== Trecho fornecido ==

É por essa razão que organismos internacionais como a Força Tarefa de Ação
Financeira (FATF, na sigla em inglês), criada pelos países do G-7 em 1989 para
combater a lavagem de dinheiro e o financiamento ao terrorismo, recomendam que
transações financeiras envolvendo valores elevados sejam comunicadas aos órgãos
de controle para, se for o caso, serem monitoradas mais de perto.
No
Brasil, o Conselho de Controle e Atividades Financeiras (Coaf) foi criado em
1998 justamente para cumprir o objetivo de examinar atividades dessa natureza.
Desde a aprovação da Lei nº 9.613/1998, instituições financeiras, casas de
câmbio, cartórios, joalherias, imobiliárias, concessionárias de veículos e
outros estabelecimentos que transacionam bens de luxo devem comunicar ao Coaf
operações realizadas por “pessoas expostas politicamente” ou por qualquer
cidadão, desde que efetuadas em espécie, em montante acima de R$ 30 mil.

===

Detalhes do exercício |
Reproduza a parte do trecho sobre o Coaf que se abre com as palavras contendo "É por essa razão" e se fecha com "de R$ 30 mil.", renomeando "joalherias" como "lojas de joias". As entradas seguintes provêm de outra fonte.

== Dados apresentados ==

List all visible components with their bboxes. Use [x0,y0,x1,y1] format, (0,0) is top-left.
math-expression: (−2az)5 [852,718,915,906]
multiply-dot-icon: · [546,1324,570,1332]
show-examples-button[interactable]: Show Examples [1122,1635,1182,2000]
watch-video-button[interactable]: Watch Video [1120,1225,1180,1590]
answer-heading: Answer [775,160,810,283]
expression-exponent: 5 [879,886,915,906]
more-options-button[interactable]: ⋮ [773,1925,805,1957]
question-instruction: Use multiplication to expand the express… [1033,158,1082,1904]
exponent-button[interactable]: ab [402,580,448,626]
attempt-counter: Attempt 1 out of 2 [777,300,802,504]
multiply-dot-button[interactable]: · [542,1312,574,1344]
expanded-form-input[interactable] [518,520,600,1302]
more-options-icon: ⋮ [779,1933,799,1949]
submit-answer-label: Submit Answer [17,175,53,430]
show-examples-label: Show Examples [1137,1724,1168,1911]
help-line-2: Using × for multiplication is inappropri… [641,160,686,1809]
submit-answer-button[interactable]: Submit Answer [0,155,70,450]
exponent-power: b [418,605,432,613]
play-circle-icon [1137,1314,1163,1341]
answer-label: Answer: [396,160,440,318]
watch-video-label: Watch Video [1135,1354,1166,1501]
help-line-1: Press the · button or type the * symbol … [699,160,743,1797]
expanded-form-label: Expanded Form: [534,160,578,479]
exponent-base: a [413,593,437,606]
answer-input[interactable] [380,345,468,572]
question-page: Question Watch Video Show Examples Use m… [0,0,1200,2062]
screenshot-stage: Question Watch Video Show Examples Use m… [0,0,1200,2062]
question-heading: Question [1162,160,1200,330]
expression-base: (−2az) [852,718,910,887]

===

Solução do problema |
É por essa razão que organismos internacionais como a Força Tarefa de Ação
Financeira (FATF, na sigla em inglês), criada pelos países do G-7 em 1989 para
combater a lavagem de dinheiro e o financiamento ao terrorismo, recomendam que
transações financeiras envolvendo valores elevados sejam comunicadas aos órgãos
de controle para, se for o caso, serem monitoradas mais de perto.
No
Brasil, o Conselho de Controle e Atividades Financeiras (Coaf) foi criado em
1998 justamente para cumprir o objetivo de examinar atividades dessa natureza.
Desde a aprovação da Lei nº 9.613/1998, instituições financeiras, casas de
câmbio, cartórios, lojas de joias, imobiliárias, concessionárias de veículos e
outros estabelecimentos que transacionam bens de luxo devem comunicar ao Coaf
operações realizadas por “pessoas expostas politicamente” ou por qualquer
cidadão, desde que efetuadas em espécie, em montante acima de R$ 30 mil.